» **Instruction**:
All lines in the data bearing the string "color" should be identified and copied.

» **Records shown**:
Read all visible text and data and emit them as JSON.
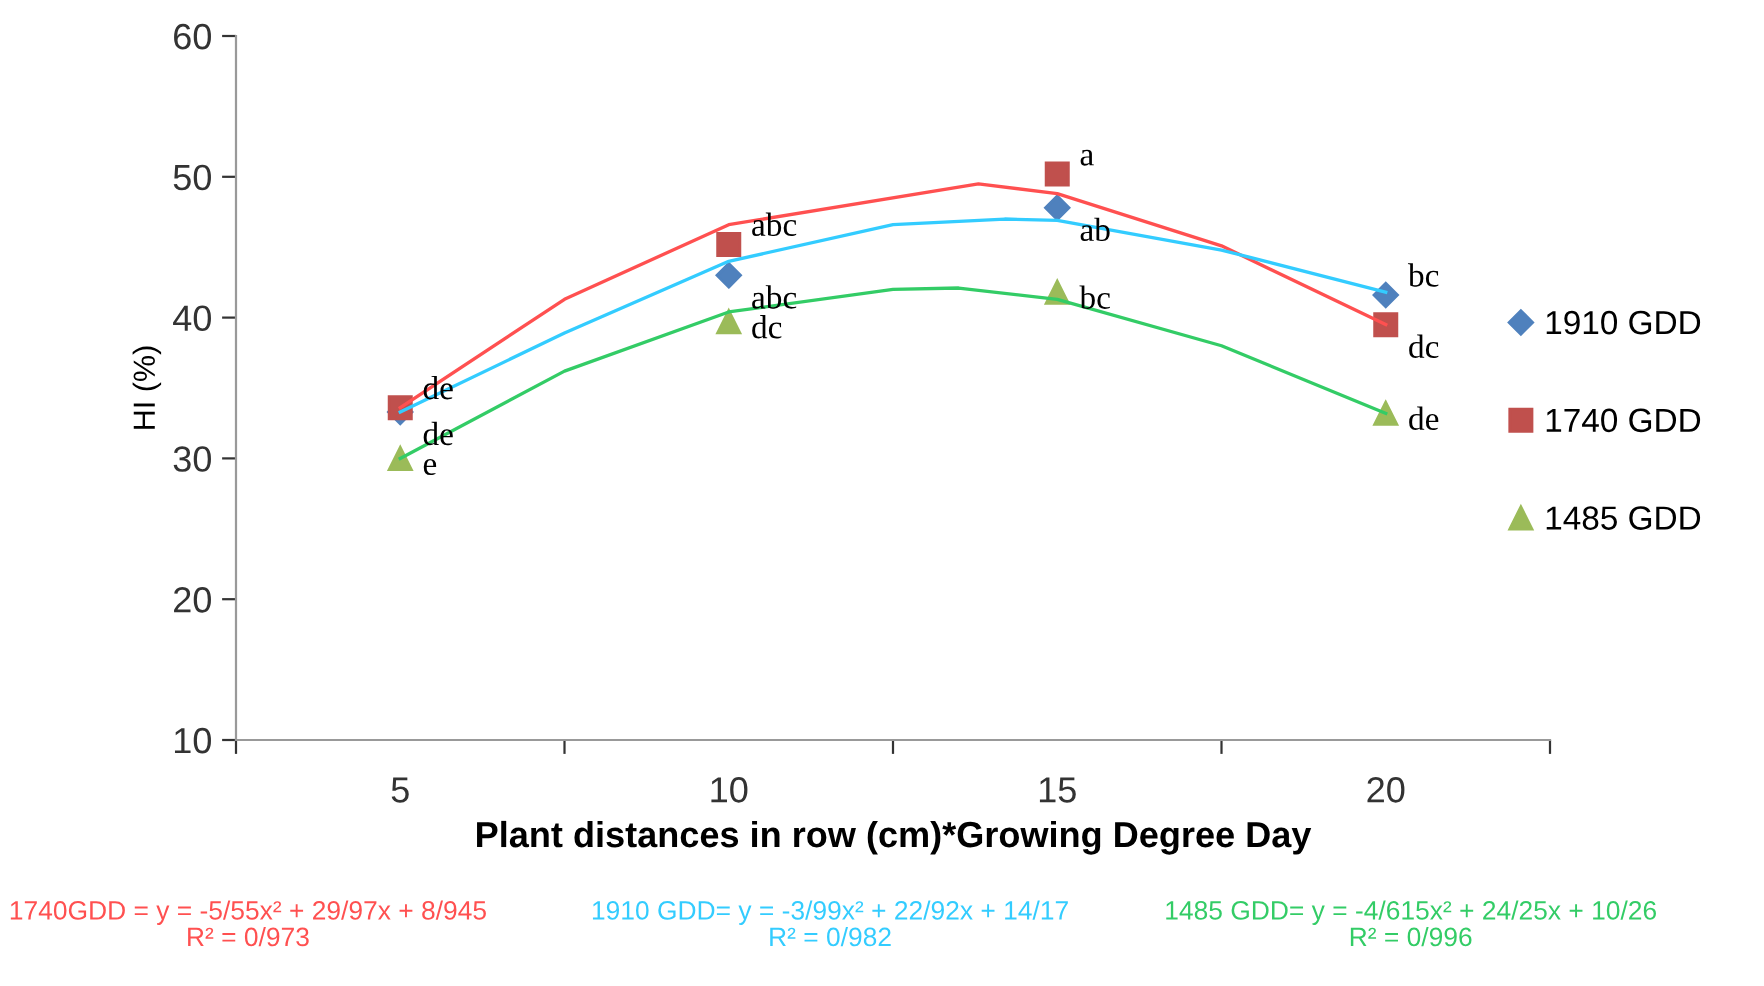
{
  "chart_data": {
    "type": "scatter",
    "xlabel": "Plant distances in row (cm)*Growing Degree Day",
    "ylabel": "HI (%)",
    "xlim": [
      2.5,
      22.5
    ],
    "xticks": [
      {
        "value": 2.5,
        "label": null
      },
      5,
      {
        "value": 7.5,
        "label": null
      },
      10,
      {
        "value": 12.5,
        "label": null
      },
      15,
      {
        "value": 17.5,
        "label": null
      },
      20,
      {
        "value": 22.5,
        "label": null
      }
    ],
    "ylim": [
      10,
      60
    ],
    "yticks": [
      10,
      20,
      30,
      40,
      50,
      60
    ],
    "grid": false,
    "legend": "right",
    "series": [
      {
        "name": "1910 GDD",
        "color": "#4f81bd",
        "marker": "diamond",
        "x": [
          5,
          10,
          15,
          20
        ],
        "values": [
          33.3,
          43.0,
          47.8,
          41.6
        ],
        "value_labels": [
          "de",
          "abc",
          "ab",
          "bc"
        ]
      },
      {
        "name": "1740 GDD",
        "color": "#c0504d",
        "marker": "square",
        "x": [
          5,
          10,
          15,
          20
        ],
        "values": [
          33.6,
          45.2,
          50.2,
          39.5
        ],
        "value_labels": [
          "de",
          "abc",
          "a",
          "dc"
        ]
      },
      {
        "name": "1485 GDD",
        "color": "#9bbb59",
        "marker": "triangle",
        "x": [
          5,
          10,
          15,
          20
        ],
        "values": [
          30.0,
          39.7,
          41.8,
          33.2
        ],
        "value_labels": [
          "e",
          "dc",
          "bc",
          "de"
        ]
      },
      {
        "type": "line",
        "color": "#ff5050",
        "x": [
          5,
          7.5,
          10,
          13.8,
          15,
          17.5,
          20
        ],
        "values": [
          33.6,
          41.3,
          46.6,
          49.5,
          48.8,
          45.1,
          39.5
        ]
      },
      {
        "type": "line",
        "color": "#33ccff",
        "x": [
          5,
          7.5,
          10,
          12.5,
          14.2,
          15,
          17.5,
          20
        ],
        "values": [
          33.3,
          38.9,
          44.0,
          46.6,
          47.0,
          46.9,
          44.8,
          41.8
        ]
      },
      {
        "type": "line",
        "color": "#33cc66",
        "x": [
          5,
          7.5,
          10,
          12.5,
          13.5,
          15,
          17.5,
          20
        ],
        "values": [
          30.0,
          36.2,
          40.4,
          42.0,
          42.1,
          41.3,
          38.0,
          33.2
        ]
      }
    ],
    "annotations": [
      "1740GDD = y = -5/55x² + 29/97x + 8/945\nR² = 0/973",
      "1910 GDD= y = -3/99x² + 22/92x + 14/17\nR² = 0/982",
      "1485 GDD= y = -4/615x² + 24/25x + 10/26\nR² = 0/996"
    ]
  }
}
==
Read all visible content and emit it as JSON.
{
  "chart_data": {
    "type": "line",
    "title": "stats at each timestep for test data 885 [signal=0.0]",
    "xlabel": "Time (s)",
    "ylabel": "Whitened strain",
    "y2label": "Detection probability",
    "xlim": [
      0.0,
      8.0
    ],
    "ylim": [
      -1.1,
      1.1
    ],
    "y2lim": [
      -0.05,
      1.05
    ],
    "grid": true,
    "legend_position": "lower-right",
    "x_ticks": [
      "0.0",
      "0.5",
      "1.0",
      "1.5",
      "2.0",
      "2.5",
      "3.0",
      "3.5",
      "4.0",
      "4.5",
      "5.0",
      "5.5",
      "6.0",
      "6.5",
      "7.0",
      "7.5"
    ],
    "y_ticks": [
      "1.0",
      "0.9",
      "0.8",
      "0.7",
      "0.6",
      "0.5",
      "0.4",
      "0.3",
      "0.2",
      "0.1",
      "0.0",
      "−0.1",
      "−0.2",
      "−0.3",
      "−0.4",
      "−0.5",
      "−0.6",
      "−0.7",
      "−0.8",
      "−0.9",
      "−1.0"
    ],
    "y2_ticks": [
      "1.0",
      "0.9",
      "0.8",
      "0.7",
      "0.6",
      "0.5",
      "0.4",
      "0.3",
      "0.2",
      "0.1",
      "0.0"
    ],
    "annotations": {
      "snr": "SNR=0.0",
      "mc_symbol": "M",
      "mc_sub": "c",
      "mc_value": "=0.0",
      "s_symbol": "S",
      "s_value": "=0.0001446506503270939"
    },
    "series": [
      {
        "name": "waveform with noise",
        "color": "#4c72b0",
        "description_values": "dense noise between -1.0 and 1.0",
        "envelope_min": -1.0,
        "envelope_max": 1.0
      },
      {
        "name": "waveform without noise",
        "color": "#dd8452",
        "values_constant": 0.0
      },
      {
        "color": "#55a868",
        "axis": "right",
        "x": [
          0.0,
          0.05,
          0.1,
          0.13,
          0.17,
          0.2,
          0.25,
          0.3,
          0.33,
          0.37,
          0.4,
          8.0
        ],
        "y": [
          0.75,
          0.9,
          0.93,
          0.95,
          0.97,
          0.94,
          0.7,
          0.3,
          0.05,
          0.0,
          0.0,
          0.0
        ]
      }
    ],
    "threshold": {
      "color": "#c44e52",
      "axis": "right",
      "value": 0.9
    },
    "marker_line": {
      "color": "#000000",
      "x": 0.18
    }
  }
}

» **Reply**:
        "color": "#4f81bd",
        "color": "#c0504d",
        "color": "#9bbb59",
        "color": "#ff5050",
        "color": "#33ccff",
        "color": "#33cc66",
        "color": "#4c72b0",
        "color": "#dd8452",
        "color": "#55a868",
      "color": "#c44e52",
      "color": "#000000",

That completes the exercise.